Input rows:
** Begin **
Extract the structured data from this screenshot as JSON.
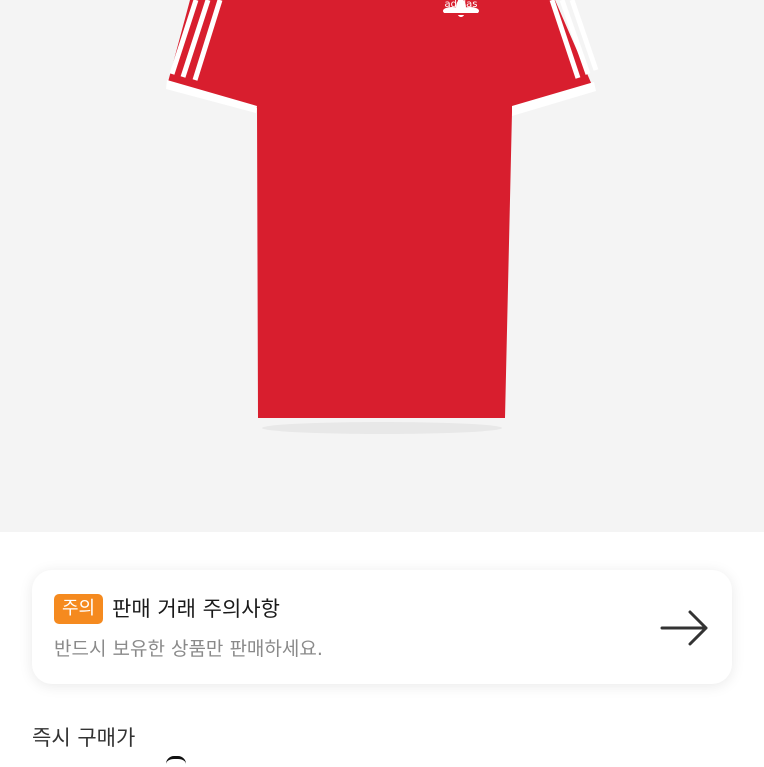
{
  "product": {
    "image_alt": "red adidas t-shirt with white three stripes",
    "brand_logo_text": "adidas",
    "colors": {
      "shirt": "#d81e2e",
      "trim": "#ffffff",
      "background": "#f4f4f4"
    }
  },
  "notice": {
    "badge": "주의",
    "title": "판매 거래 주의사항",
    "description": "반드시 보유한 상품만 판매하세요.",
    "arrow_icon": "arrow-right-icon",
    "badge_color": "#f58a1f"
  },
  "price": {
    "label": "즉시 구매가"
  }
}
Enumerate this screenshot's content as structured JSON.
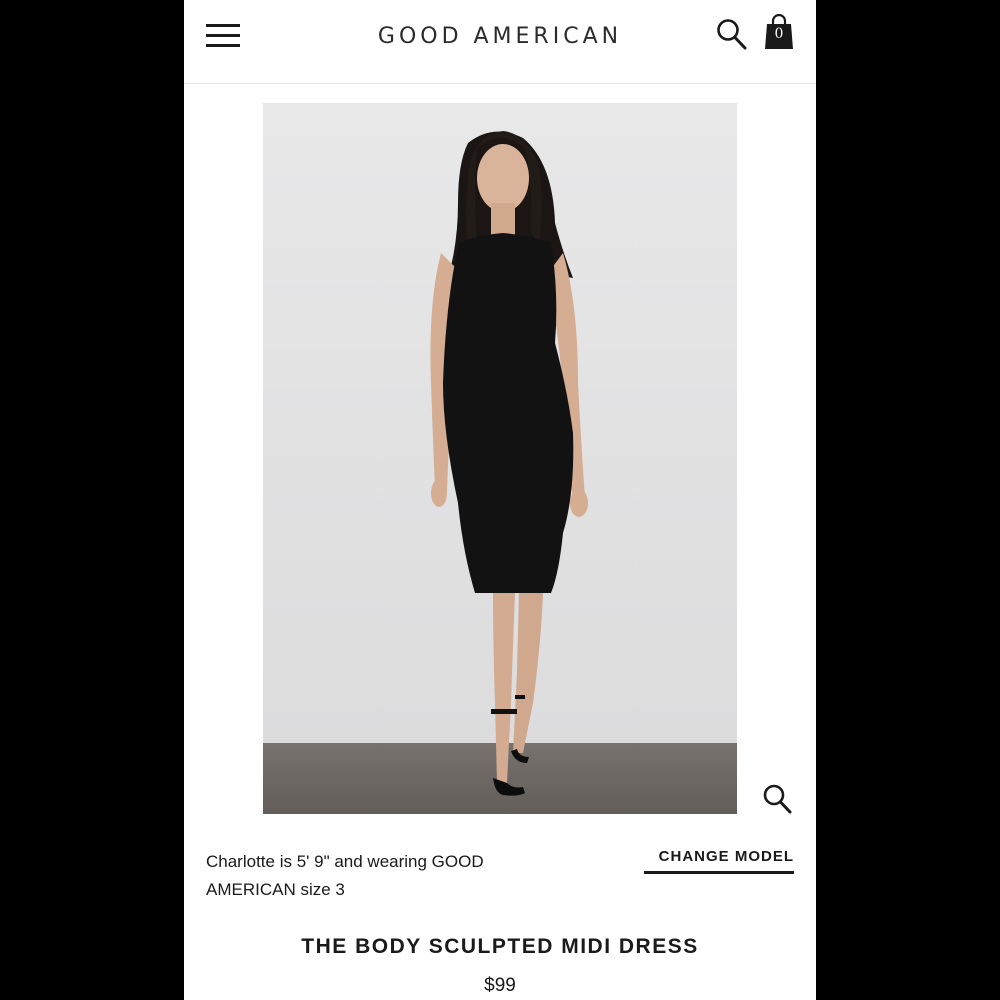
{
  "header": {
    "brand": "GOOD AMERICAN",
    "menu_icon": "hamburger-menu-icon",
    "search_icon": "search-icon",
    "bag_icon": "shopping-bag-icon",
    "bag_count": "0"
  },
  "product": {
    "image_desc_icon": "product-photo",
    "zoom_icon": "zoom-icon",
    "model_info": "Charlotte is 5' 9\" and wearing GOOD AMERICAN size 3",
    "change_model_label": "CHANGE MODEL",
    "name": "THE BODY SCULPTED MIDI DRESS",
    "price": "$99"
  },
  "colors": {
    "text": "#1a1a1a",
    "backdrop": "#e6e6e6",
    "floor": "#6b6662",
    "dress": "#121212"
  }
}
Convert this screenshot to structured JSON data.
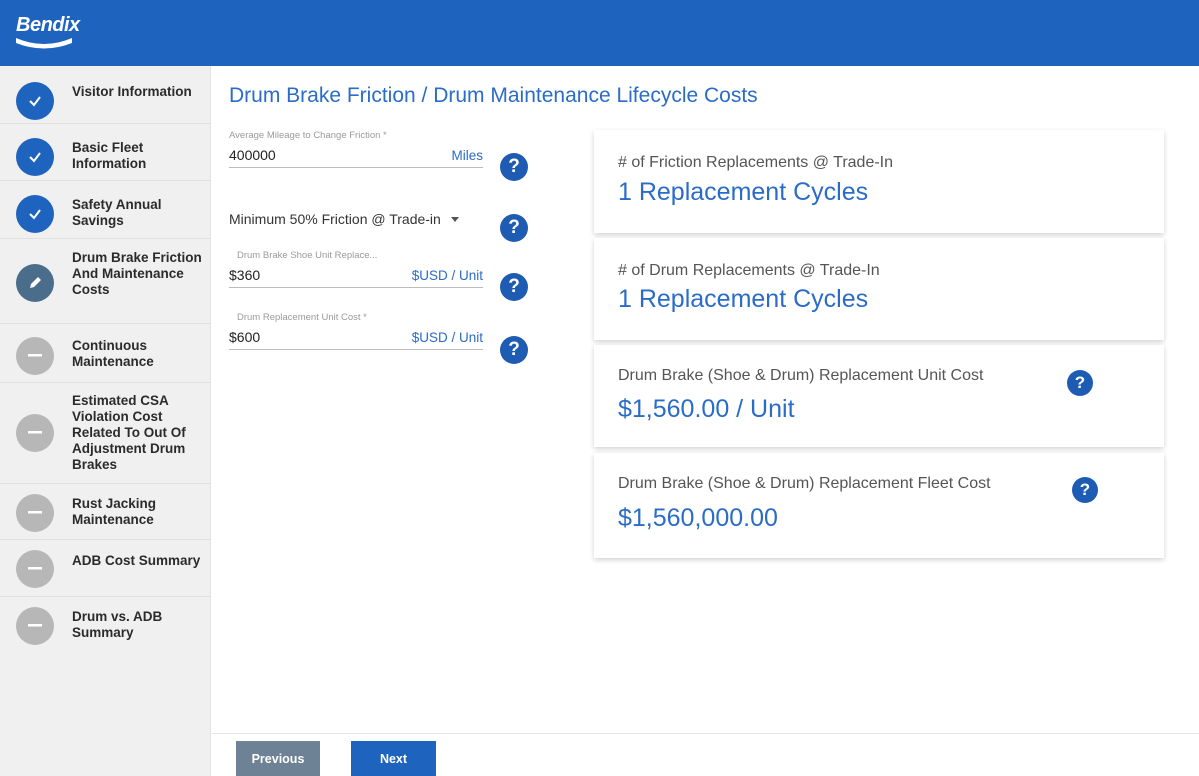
** End **
** Begin **
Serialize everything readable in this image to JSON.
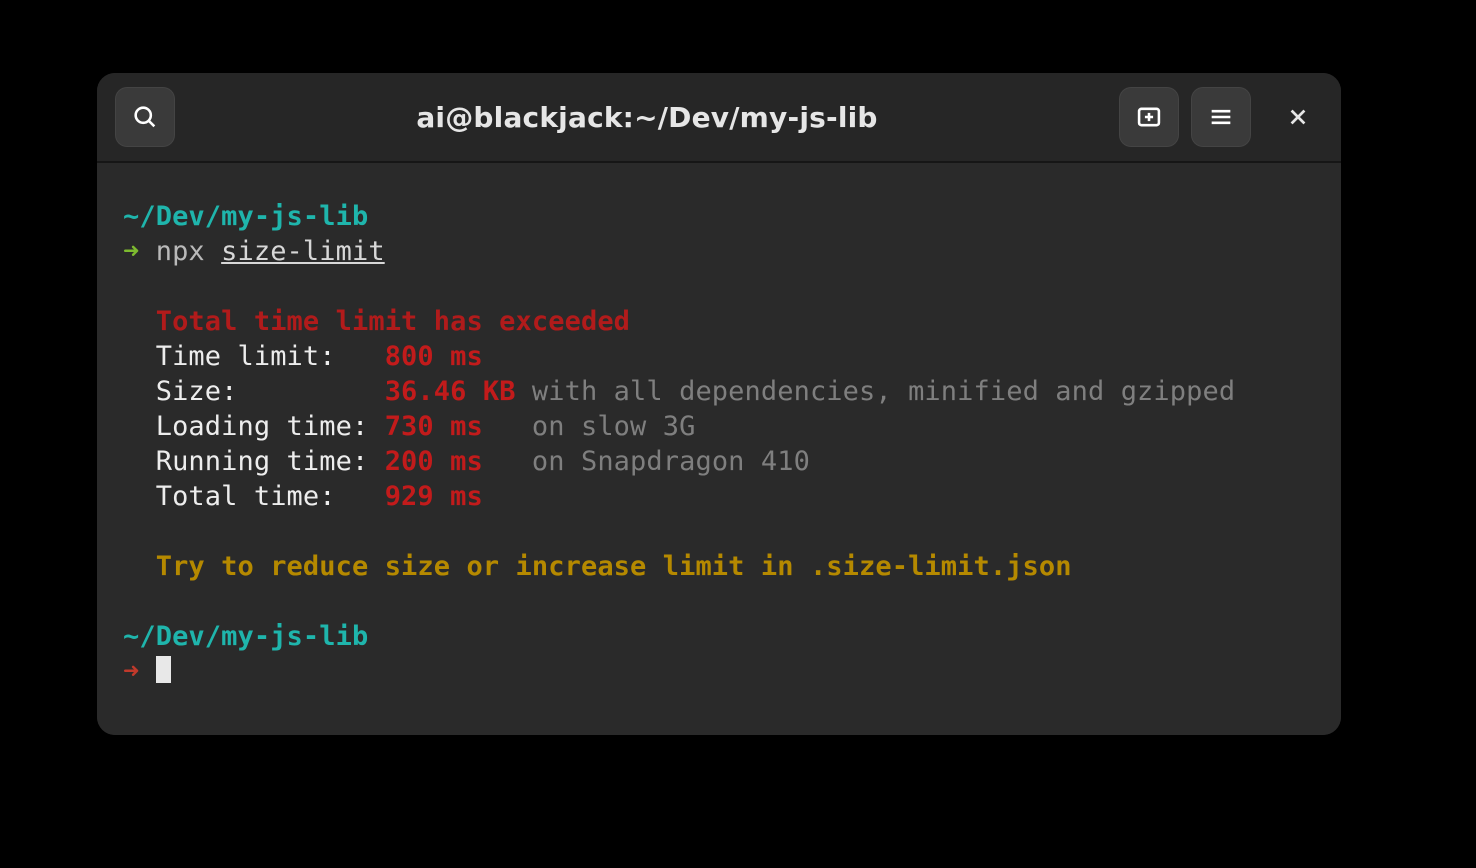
** End **
The task:
Only the lines starting at the line with "Extract the structured" and ending at the line with "Convert this screenshot" should be printed again, exactly and with both ends kept; omit the pictures.

Response to the task:
Extract the structured data from this screenshot as JSON.
{
  "product": {
    "image_alt": "red adidas t-shirt with white three stripes",
    "brand_logo_text": "adidas",
    "colors": {
      "shirt": "#d81e2e",
      "trim": "#ffffff",
      "background": "#f4f4f4"
    }
  },
  "notice": {
    "badge": "주의",
    "title": "판매 거래 주의사항",
    "description": "반드시 보유한 상품만 판매하세요.",
    "arrow_icon": "arrow-right-icon",
    "badge_color": "#f58a1f"
  },
  "price": {
    "label": "즉시 구매가"
  }
}
Enumerate this screenshot's content as structured JSON.
{
  "header": {
    "brand": "GOOD AMERICAN",
    "menu_icon": "hamburger-menu-icon",
    "search_icon": "search-icon",
    "bag_icon": "shopping-bag-icon",
    "bag_count": "0"
  },
  "product": {
    "image_desc_icon": "product-photo",
    "zoom_icon": "zoom-icon",
    "model_info": "Charlotte is 5' 9\" and wearing GOOD AMERICAN size 3",
    "change_model_label": "CHANGE MODEL",
    "name": "THE BODY SCULPTED MIDI DRESS",
    "price": "$99"
  },
  "colors": {
    "text": "#1a1a1a",
    "backdrop": "#e6e6e6",
    "floor": "#6b6662",
    "dress": "#121212"
  }
}
Convert this screenshot to structured JSON data.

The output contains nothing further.